▶ [SHORT PROBLEM]:
Collect all lines below with the string "échec".

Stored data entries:
────────────────────────────────────────

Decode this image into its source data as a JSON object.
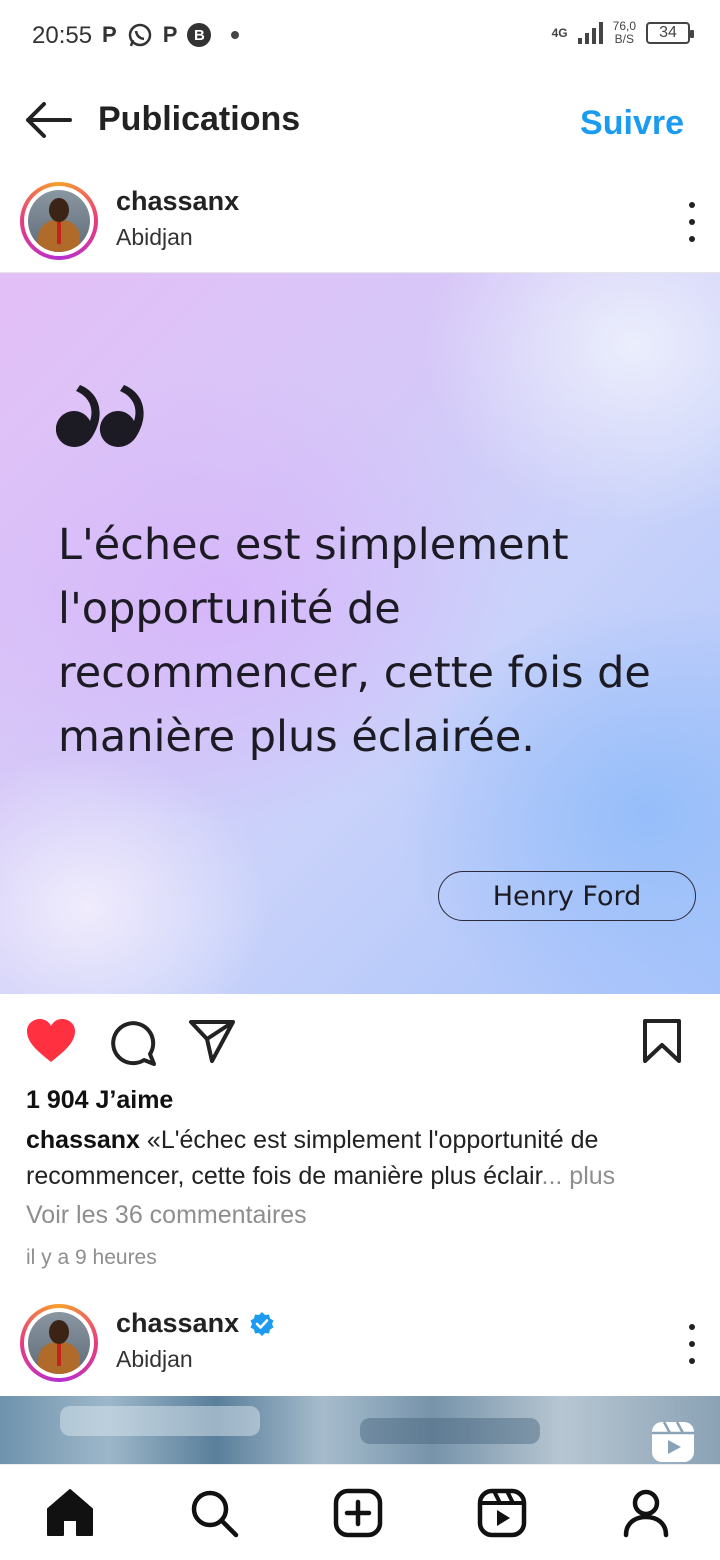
{
  "status_bar": {
    "time": "20:55",
    "left_icons": [
      "P",
      "whatsapp-icon",
      "P",
      "B"
    ],
    "network": "4G",
    "speed_top": "76,0",
    "speed_bottom": "B/S",
    "battery": "34"
  },
  "header": {
    "title": "Publications",
    "follow_label": "Suivre"
  },
  "post1": {
    "username": "chassanx",
    "location": "Abidjan",
    "image": {
      "quote": "L'échec est simplement l'opportunité de recommencer, cette fois de manière plus éclairée.",
      "author": "Henry Ford"
    },
    "likes": "1 904 J’aime",
    "caption_user": "chassanx",
    "caption_text": "«L'échec est simplement l'opportunité de recommencer, cette fois de manière plus éclair",
    "caption_more": "... plus",
    "comments_link": "Voir les 36 commentaires",
    "time_ago": "il y a 9 heures",
    "liked": true,
    "like_color": "#ff3040"
  },
  "post2": {
    "username": "chassanx",
    "location": "Abidjan",
    "verified": true
  },
  "bottom_nav": {
    "items": [
      "home-icon",
      "search-icon",
      "create-icon",
      "reels-icon",
      "profile-icon"
    ]
  },
  "colors": {
    "accent": "#1a9bf0",
    "secondary_text": "#8e8e8e",
    "verified": "#1d9bf0"
  }
}
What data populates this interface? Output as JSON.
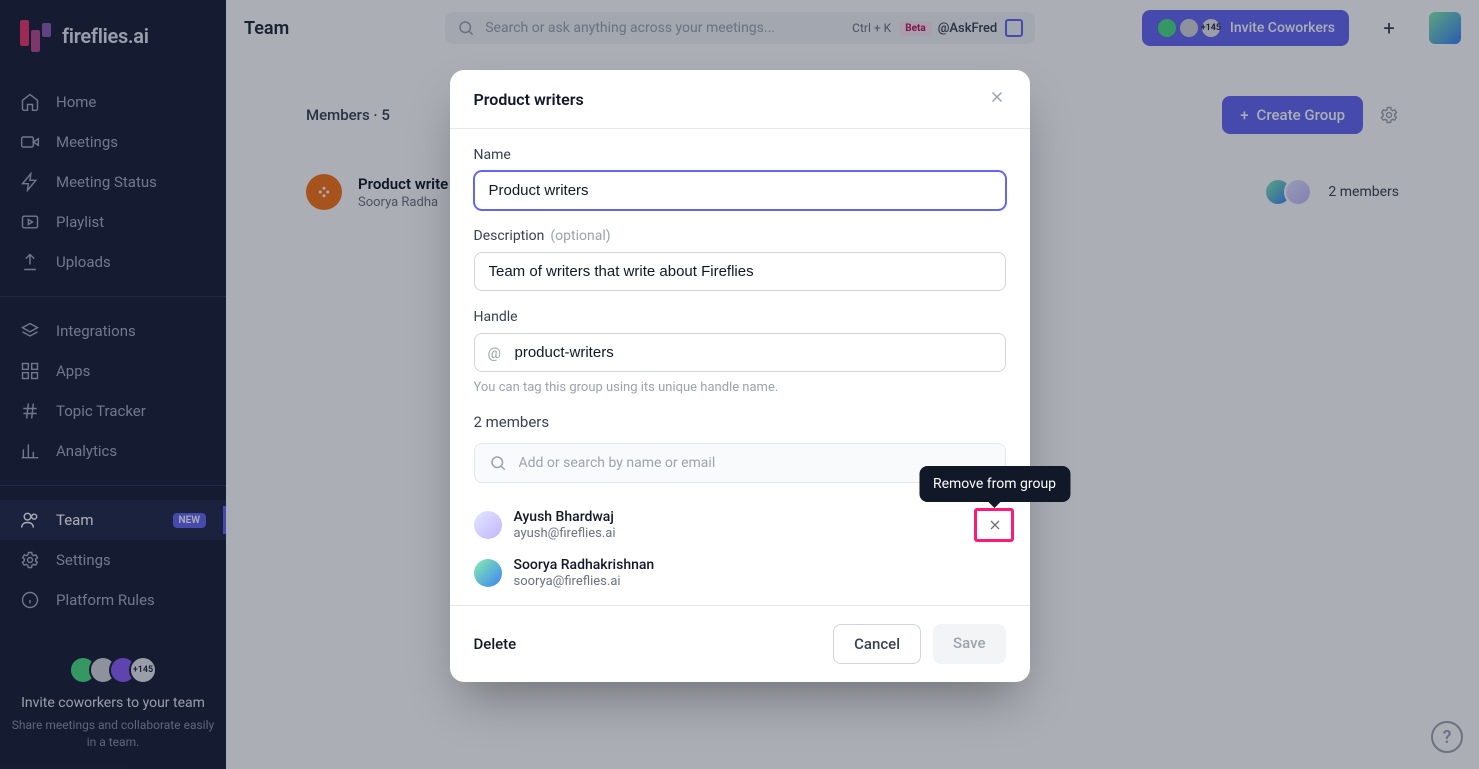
{
  "brand": {
    "name": "fireflies.ai"
  },
  "sidebar": {
    "items": [
      {
        "label": "Home"
      },
      {
        "label": "Meetings"
      },
      {
        "label": "Meeting Status"
      },
      {
        "label": "Playlist"
      },
      {
        "label": "Uploads"
      },
      {
        "label": "Integrations"
      },
      {
        "label": "Apps"
      },
      {
        "label": "Topic Tracker"
      },
      {
        "label": "Analytics"
      },
      {
        "label": "Team",
        "badge": "NEW",
        "active": true
      },
      {
        "label": "Settings"
      },
      {
        "label": "Platform Rules"
      }
    ],
    "footer": {
      "count_badge": "+145",
      "title": "Invite coworkers to your team",
      "sub": "Share meetings and collaborate easily in a team."
    }
  },
  "header": {
    "page_title": "Team",
    "search_placeholder": "Search or ask anything across your meetings...",
    "shortcut": "Ctrl + K",
    "beta_label": "Beta",
    "askfred": "@AskFred",
    "invite_count": "+145",
    "invite_label": "Invite Coworkers"
  },
  "content": {
    "tab_label": "Members · 5",
    "create_group": "Create Group",
    "group": {
      "name": "Product write",
      "members_line": "Soorya Radha",
      "count_label": "2 members"
    }
  },
  "modal": {
    "title": "Product writers",
    "name_label": "Name",
    "name_value": "Product writers",
    "desc_label": "Description",
    "desc_optional": "(optional)",
    "desc_value": "Team of writers that write about Fireflies",
    "handle_label": "Handle",
    "handle_value": "product-writers",
    "handle_hint": "You can tag this group using its unique handle name.",
    "members_count": "2 members",
    "search_placeholder": "Add or search by name or email",
    "members": [
      {
        "name": "Ayush Bhardwaj",
        "email": "ayush@fireflies.ai"
      },
      {
        "name": "Soorya Radhakrishnan",
        "email": "soorya@fireflies.ai"
      }
    ],
    "tooltip": "Remove from group",
    "delete": "Delete",
    "cancel": "Cancel",
    "save": "Save"
  },
  "help": "?"
}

────────────────────────────────────────

▶ [RESPONSE TO THE EXERCISE]:
      "quote": "L'échec est simplement l'opportunité de recommencer, cette fois de manière plus éclairée.",
    "caption_text": "«L'échec est simplement l'opportunité de recommencer, cette fois de manière plus éclair",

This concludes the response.